The task
Repeat every line below exactly, word for word.

--- BEGIN Dataset records ---

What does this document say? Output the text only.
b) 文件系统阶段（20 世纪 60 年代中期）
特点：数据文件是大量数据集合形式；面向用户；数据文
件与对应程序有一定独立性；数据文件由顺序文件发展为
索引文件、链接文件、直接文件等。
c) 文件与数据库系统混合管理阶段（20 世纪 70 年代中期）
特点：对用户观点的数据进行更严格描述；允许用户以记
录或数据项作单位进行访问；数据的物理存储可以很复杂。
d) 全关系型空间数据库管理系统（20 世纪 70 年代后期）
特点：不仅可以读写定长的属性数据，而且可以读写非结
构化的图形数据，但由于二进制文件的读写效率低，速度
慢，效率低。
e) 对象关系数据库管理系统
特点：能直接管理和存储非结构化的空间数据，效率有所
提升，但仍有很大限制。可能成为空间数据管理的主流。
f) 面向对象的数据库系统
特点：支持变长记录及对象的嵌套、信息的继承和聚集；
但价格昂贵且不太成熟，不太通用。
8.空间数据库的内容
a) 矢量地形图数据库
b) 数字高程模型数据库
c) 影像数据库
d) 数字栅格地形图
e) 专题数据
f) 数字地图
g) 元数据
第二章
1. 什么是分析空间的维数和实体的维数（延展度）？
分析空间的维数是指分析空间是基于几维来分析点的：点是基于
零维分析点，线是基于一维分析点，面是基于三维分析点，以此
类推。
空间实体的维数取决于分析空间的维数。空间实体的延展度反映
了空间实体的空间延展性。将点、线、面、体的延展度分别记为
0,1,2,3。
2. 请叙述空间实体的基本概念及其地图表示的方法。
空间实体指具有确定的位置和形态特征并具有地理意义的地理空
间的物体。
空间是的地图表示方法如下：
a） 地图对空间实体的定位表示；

--- END Dataset records ---

Response below
What does this document say? Output the text only.
b) 文件系统阶段（20 世纪 60 年代中期）
特点：数据文件是大量数据集合形式；面向用户；数据文
件与对应程序有一定独立性；数据文件由顺序文件发展为
索引文件、链接文件、直接文件等。
c) 文件与数据库系统混合管理阶段（20 世纪 70 年代中期）
特点：对用户观点的数据进行更严格描述；允许用户以记
录或数据项作单位进行访问；数据的物理存储可以很复杂。
d) 全关系型空间数据库管理系统（20 世纪 70 年代后期）
特点：不仅可以读写定长的属性数据，而且可以读写非结
构化的图形数据，但由于二进制文件的读写效率低，速度
慢，效率低。
e) 对象关系数据库管理系统
特点：能直接管理和存储非结构化的空间数据，效率有所
提升，但仍有很大限制。可能成为空间数据管理的主流。
f) 面向对象的数据库系统
特点：支持变长记录及对象的嵌套、信息的继承和聚集；
但价格昂贵且不太成熟，不太通用。
8.空间数据库的内容
a) 矢量地形图数据库
b) 数字高程模型数据库
c) 影像数据库
d) 数字栅格地形图
e) 专题数据
f) 数字地图
g) 元数据
第二章
1. 什么是分析空间的维数和实体的维数（延展度）？
分析空间的维数是指分析空间是基于几维来分析点的：点是基于
零维分析点，线是基于一维分析点，面是基于三维分析点，以此
类推。
空间实体的维数取决于分析空间的维数。空间实体的延展度反映
了空间实体的空间延展性。将点、线、面、体的延展度分别记为
0,1,2,3。
2. 请叙述空间实体的基本概念及其地图表示的方法。
空间实体指具有确定的位置和形态特征并具有地理意义的地理空
间的物体。
空间是的地图表示方法如下：
a） 地图对空间实体的定位表示；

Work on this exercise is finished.